- BRIEF
Return each entry exactly, omitting nothing.

- INPUT ROWS
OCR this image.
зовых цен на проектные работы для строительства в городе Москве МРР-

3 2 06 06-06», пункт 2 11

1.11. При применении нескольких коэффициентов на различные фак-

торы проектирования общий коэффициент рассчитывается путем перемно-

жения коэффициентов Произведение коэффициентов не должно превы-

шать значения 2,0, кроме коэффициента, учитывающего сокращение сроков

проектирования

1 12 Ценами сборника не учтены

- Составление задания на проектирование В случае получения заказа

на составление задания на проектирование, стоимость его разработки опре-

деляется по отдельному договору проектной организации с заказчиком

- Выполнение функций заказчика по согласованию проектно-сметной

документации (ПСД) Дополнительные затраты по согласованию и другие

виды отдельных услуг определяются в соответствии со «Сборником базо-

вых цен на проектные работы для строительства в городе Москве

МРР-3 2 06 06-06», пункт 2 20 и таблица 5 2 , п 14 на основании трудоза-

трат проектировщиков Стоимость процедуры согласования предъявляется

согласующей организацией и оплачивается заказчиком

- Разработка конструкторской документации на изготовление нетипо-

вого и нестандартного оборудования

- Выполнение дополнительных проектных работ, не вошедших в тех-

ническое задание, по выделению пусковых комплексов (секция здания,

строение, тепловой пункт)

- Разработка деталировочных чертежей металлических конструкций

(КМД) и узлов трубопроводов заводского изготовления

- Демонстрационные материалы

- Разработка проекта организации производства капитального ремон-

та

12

- FULL ANSWER
OCR this image.
зовых цен на проектные работы для строительства в городе Москве МРР-

3 2 06 06-06», пункт 2 11

1.11. При применении нескольких коэффициентов на различные фак-

торы проектирования общий коэффициент рассчитывается путем перемно-

жения коэффициентов Произведение коэффициентов не должно превы-

шать значения 2,0, кроме коэффициента, учитывающего сокращение сроков

проектирования

1 12 Ценами сборника не учтены

- Составление задания на проектирование В случае получения заказа

на составление задания на проектирование, стоимость его разработки опре-

деляется по отдельному договору проектной организации с заказчиком

- Выполнение функций заказчика по согласованию проектно-сметной

документации (ПСД) Дополнительные затраты по согласованию и другие

виды отдельных услуг определяются в соответствии со «Сборником базо-

вых цен на проектные работы для строительства в городе Москве

МРР-3 2 06 06-06», пункт 2 20 и таблица 5 2 , п 14 на основании трудоза-

трат проектировщиков Стоимость процедуры согласования предъявляется

согласующей организацией и оплачивается заказчиком

- Разработка конструкторской документации на изготовление нетипо-

вого и нестандартного оборудования

- Выполнение дополнительных проектных работ, не вошедших в тех-

ническое задание, по выделению пусковых комплексов (секция здания,

строение, тепловой пункт)

- Разработка деталировочных чертежей металлических конструкций

(КМД) и узлов трубопроводов заводского изготовления

- Демонстрационные материалы

- Разработка проекта организации производства капитального ремон-

та

12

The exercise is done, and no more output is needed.